» Perintah 1: Ulangi tanpa perubahan sedikit pun bagian tulisan tentang Lebaran, mulai dari "Sholat Ied berlangsung" hingga dan termasuk "dari hari kemenangan.".
» Perintah 2: Buat ringkasan tulisan tentang Lebaran ini dalam dua kalimat.
» Perintah 3: Teruskan tulisan tentang Lebaran di Bandung dan Cileuleuy dengan menulis bagian berikutnya setelah paragraf terakhir.

» Halaman:
- - - -
Setiap kali bulan Ramadan berakhir dan gema takbir menggema di seluruh penjuru, ada rasa yang tak bisa diungkapkan hanya dengan kata-kata. Rasa haru, rasa syukur, dan rasa rindu yang bercampur menjadi satu. Lebaran bukan hanya tentang pakaian baru atau meja makan yang penuh, tapi tentang pulang—pulang ke rumah, ke pelukan keluarga, dan ke akar yang membuat kita tetap berdiri sampai hari ini.
Tahun ini, saya dan keluarga merayakan hari kemenangan di dua tempat: Bandung dan Cileuleuy. Hari pertama kami lewati di Bandung, tempat kami tinggal dan membangun kehidupan. Pagi itu, kami berangkat lebih awal untuk melaksanakan sholat Ied. Langit cerah, udara sejuk, dan jalanan dipenuhi oleh orang-orang yang berjalan kaki dengan pakaian terbaik mereka. Ada ketenangan dalam langkah-langkah itu—semacam kedamaian yang hanya muncul setahun sekali.
Sholat Ied berlangsung khidmat. Di akhir khutbah, imam mengingatkan bahwa Idulfitri adalah momen untuk membersihkan hati dan mempererat silaturahmi. Usai salat, kami saling bersalaman dengan tetangga, teman, dan orang-orang yang bahkan mungkin belum sempat kita sapa selama setahun. Hari itu, rumah kami ramai oleh saudara dan sahabat dekat. Suasana hangat, penuh tawa dan canda, menandai awal yang manis dari hari kemenangan.
Namun bagi saya, lebaran tidak hanya berkutat pada tradisi dan ritual ibadah. Di balik setiap momen itu tersimpan catatan pribadi yang mendalam—catatan tentang perjalanan hidup yang pernah saya jalani, bukan semata-mata artikel elektro atau artikel kalibrasi yang biasa saya bagikan. Tulisan ini adalah refleksi hati, sebuah jurnalisme personal tentang bagaimana momen lebaran selalu membawa saya kembali kepada akar dan kenangan masa kecil.
- - - -
(Daftar kotak berlabel)
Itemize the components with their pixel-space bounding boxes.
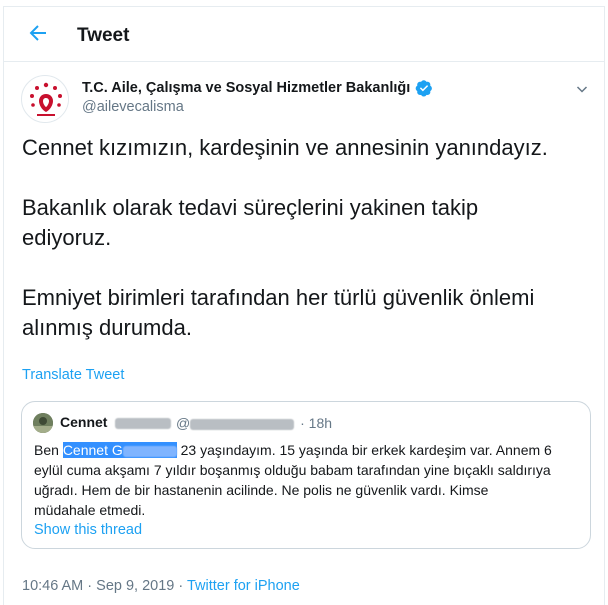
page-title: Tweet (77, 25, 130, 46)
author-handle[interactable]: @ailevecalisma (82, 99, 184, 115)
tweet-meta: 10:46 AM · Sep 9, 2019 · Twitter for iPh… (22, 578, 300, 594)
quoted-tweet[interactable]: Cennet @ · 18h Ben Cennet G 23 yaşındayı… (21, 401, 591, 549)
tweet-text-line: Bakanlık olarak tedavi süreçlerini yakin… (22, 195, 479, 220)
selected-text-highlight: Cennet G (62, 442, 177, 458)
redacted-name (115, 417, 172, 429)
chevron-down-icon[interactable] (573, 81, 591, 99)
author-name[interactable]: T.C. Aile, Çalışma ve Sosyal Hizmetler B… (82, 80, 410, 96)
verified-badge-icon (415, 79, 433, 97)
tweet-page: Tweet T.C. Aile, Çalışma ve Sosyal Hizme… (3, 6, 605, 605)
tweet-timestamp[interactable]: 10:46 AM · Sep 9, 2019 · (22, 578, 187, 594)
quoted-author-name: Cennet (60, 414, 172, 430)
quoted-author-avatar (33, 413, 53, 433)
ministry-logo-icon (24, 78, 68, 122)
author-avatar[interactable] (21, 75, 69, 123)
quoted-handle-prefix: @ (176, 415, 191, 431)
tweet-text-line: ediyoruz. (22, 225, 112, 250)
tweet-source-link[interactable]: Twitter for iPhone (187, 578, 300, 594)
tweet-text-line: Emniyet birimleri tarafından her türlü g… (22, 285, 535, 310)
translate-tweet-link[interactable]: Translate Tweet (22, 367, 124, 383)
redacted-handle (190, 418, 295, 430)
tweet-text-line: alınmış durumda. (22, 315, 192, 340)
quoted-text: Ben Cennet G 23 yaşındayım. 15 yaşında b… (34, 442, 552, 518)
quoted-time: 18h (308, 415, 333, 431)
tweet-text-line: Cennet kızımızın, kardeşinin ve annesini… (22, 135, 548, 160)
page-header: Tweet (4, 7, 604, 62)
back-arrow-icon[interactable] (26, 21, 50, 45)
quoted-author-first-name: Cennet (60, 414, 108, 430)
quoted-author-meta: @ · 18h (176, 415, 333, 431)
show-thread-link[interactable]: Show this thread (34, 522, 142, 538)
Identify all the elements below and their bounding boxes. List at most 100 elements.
- - - -
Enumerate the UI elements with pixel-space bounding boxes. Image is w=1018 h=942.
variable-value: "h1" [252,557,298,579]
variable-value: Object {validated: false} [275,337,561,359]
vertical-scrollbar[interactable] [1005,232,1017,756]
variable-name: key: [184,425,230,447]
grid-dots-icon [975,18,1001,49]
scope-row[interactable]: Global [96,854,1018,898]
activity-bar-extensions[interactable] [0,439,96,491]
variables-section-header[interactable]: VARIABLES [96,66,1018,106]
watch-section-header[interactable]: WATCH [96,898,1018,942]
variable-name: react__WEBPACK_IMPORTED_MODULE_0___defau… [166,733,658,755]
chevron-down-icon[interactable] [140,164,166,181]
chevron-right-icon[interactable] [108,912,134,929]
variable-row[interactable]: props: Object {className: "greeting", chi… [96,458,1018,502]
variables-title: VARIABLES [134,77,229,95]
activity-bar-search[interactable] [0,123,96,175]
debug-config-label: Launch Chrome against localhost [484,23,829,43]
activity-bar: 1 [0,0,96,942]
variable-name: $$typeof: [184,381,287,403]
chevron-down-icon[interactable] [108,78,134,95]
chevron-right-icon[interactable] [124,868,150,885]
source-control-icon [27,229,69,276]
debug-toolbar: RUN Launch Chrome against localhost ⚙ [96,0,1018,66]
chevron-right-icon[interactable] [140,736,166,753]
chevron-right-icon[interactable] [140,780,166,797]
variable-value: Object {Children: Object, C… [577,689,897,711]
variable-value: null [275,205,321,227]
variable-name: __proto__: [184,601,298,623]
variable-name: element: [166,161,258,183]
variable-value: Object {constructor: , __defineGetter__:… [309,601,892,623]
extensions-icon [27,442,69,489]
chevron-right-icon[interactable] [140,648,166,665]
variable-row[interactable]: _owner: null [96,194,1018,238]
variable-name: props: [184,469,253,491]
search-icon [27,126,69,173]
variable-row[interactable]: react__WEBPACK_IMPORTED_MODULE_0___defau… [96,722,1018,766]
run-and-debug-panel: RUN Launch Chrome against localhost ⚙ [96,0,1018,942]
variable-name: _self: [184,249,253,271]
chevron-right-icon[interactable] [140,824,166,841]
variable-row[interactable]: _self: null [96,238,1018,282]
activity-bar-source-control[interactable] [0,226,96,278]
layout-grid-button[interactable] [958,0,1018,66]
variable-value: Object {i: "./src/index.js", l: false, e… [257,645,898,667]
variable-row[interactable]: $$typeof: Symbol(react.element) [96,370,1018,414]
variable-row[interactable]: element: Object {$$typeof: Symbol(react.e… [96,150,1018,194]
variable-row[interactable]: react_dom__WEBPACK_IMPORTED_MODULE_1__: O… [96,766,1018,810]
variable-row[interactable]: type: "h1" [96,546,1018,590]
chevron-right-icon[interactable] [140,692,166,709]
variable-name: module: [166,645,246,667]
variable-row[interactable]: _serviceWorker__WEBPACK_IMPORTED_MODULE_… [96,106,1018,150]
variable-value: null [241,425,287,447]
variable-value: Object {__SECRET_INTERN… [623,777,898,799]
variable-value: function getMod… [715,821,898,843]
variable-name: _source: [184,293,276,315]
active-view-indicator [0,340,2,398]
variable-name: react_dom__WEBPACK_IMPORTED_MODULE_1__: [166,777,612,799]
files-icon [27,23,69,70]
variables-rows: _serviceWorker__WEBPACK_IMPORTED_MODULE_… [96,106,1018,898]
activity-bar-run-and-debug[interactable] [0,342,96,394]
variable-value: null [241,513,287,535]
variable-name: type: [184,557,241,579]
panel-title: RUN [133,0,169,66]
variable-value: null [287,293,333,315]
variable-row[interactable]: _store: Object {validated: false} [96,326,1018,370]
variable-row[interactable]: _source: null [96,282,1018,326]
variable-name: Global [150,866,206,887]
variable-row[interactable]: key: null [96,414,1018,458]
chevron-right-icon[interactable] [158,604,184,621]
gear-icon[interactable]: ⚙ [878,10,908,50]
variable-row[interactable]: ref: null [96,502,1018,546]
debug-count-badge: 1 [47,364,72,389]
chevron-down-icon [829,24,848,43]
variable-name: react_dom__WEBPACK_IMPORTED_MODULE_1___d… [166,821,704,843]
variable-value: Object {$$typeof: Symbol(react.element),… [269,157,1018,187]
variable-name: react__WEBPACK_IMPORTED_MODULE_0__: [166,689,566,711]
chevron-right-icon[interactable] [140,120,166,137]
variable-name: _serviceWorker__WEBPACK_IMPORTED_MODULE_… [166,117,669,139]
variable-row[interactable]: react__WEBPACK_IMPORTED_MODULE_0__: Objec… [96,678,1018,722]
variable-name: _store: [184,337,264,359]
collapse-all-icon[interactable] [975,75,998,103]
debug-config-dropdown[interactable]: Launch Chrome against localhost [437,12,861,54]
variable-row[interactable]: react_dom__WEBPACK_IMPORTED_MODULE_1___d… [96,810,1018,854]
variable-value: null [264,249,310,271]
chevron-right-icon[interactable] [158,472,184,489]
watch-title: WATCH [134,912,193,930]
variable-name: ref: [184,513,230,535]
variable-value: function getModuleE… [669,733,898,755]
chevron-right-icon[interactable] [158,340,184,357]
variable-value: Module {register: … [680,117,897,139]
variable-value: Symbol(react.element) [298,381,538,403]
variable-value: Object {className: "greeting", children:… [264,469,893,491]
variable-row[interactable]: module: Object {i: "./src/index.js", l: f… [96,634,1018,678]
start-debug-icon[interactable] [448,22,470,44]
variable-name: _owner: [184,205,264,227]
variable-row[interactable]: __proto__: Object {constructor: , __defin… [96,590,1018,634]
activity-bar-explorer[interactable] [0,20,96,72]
- - - -
» Hasil 1:
Sholat Ied berlangsung khidmat. Di akhir khutbah, imam mengingatkan bahwa Idulfitri adalah momen untuk membersihkan hati dan mempererat silaturahmi. Usai salat, kami saling bersalaman dengan tetangga, teman, dan orang-orang yang bahkan mungkin belum sempat kita sapa selama setahun. Hari itu, rumah kami ramai oleh saudara dan sahabat dekat. Suasana hangat, penuh tawa dan canda, menandai awal yang manis dari hari kemenangan.

» Hasil 2: Penulis dan keluarganya merayakan Lebaran tahun ini di Bandung dan Cileuleuy, dengan hari pertama di Bandung diisi sholat Ied yang khidmat, bersalaman dengan tetangga dan teman, lalu menyambut saudara serta sahabat dekat di rumah. Bagi penulis, Lebaran juga menyimpan catatan pribadi yang selalu membawanya kembali kepada akar dan kenangan masa kecil.

» Hasil 3:
Perjalanan Menuju Desa dan Kuliner Kuningan
Di hari kedua lebaran, kami bersiap-siap menuju Kuningan, lebih tepatnya ke Desa Cileuleuy. Desa kecil ini selalu memberikan ketenangan yang sulit saya temukan di keramaian kota. Perjalanan dari Bandung ke Cileuleuy memakan waktu sekitar lima jam. Kami berangkat pagi hari agar dapat tiba sebelum sore. Meski jalanan cukup padat karena masih dalam masa libur panjang, pemandangan sepanjang perjalanan menyuguhkan keindahan alam yang menenangkan: hamparan sawah yang menghijau, hutan kecil yang meneduhkan, dan langit yang cerah dengan sesekali kabut tipis yang menyelimuti kaki gunung.
Setibanya di Kota Kuningan, sebelum melanjutkan ke desa, kami mengisi perut dengan mencicipi kuliner lokal. Tanpa ragu, kami sekeluarga makan Baso Idola—hidangan yang sudah tidak asing lagi di kalangan masyarakat Kuningan. Suasana makan yang hangat dan penuh keakraban membuat kami semakin bersemangat untuk melanjutkan perjalanan ke Desa Cileuleuy.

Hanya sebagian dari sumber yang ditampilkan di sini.